(Data records)
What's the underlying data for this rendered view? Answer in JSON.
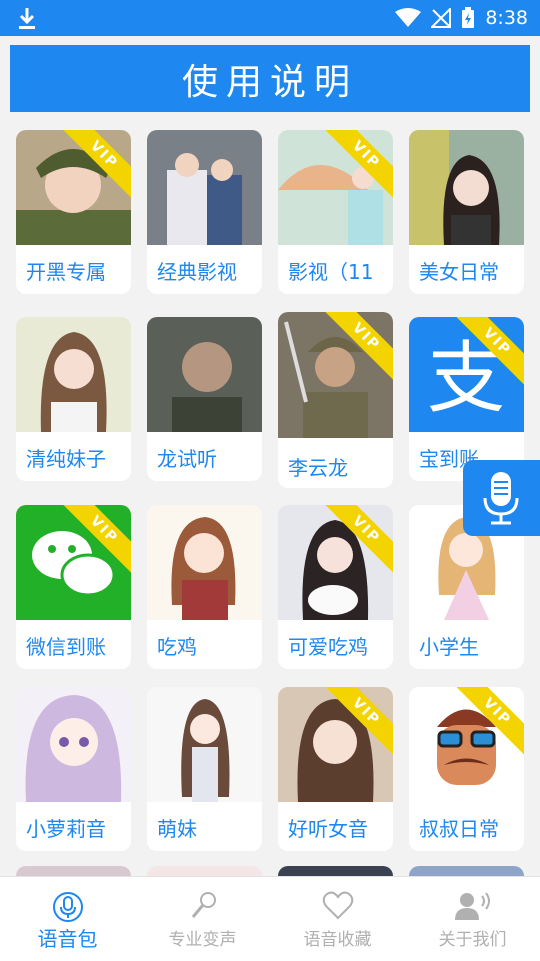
{
  "status_bar": {
    "time": "8:38"
  },
  "page_title": "使用说明",
  "vip_label": "VIP",
  "cards": [
    {
      "label": "开黑专属",
      "vip": true
    },
    {
      "label": "经典影视",
      "vip": false
    },
    {
      "label": "影视（11",
      "vip": true
    },
    {
      "label": "美女日常",
      "vip": false
    },
    {
      "label": "清纯妹子",
      "vip": false
    },
    {
      "label": "龙试听",
      "vip": false
    },
    {
      "label": "李云龙",
      "vip": true
    },
    {
      "label": "宝到账",
      "vip": true
    },
    {
      "label": "微信到账",
      "vip": true
    },
    {
      "label": "吃鸡",
      "vip": false
    },
    {
      "label": "可爱吃鸡",
      "vip": true
    },
    {
      "label": "小学生",
      "vip": false
    },
    {
      "label": "小萝莉音",
      "vip": false
    },
    {
      "label": "萌妹",
      "vip": false
    },
    {
      "label": "好听女音",
      "vip": true
    },
    {
      "label": "叔叔日常",
      "vip": true
    }
  ],
  "tabs": [
    {
      "label": "语音包",
      "active": true,
      "icon": "mic-icon"
    },
    {
      "label": "专业变声",
      "active": false,
      "icon": "microphone-icon"
    },
    {
      "label": "语音收藏",
      "active": false,
      "icon": "heart-icon"
    },
    {
      "label": "关于我们",
      "active": false,
      "icon": "user-speaking-icon"
    }
  ],
  "colors": {
    "accent": "#1e88f0",
    "vip": "#f3d400"
  }
}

## WHAT YOU HAVE TO DO
Reproduce the full listing faithfully, but do not carry over any pictures.

## FULL RESPONSE
What's the underlying data for this rendered view? Answer in JSON.
{
  "status_bar": {
    "time": "8:38"
  },
  "page_title": "使用说明",
  "vip_label": "VIP",
  "cards": [
    {
      "label": "开黑专属",
      "vip": true
    },
    {
      "label": "经典影视",
      "vip": false
    },
    {
      "label": "影视（11",
      "vip": true
    },
    {
      "label": "美女日常",
      "vip": false
    },
    {
      "label": "清纯妹子",
      "vip": false
    },
    {
      "label": "龙试听",
      "vip": false
    },
    {
      "label": "李云龙",
      "vip": true
    },
    {
      "label": "宝到账",
      "vip": true
    },
    {
      "label": "微信到账",
      "vip": true
    },
    {
      "label": "吃鸡",
      "vip": false
    },
    {
      "label": "可爱吃鸡",
      "vip": true
    },
    {
      "label": "小学生",
      "vip": false
    },
    {
      "label": "小萝莉音",
      "vip": false
    },
    {
      "label": "萌妹",
      "vip": false
    },
    {
      "label": "好听女音",
      "vip": true
    },
    {
      "label": "叔叔日常",
      "vip": true
    }
  ],
  "tabs": [
    {
      "label": "语音包",
      "active": true,
      "icon": "mic-icon"
    },
    {
      "label": "专业变声",
      "active": false,
      "icon": "microphone-icon"
    },
    {
      "label": "语音收藏",
      "active": false,
      "icon": "heart-icon"
    },
    {
      "label": "关于我们",
      "active": false,
      "icon": "user-speaking-icon"
    }
  ],
  "colors": {
    "accent": "#1e88f0",
    "vip": "#f3d400"
  }
}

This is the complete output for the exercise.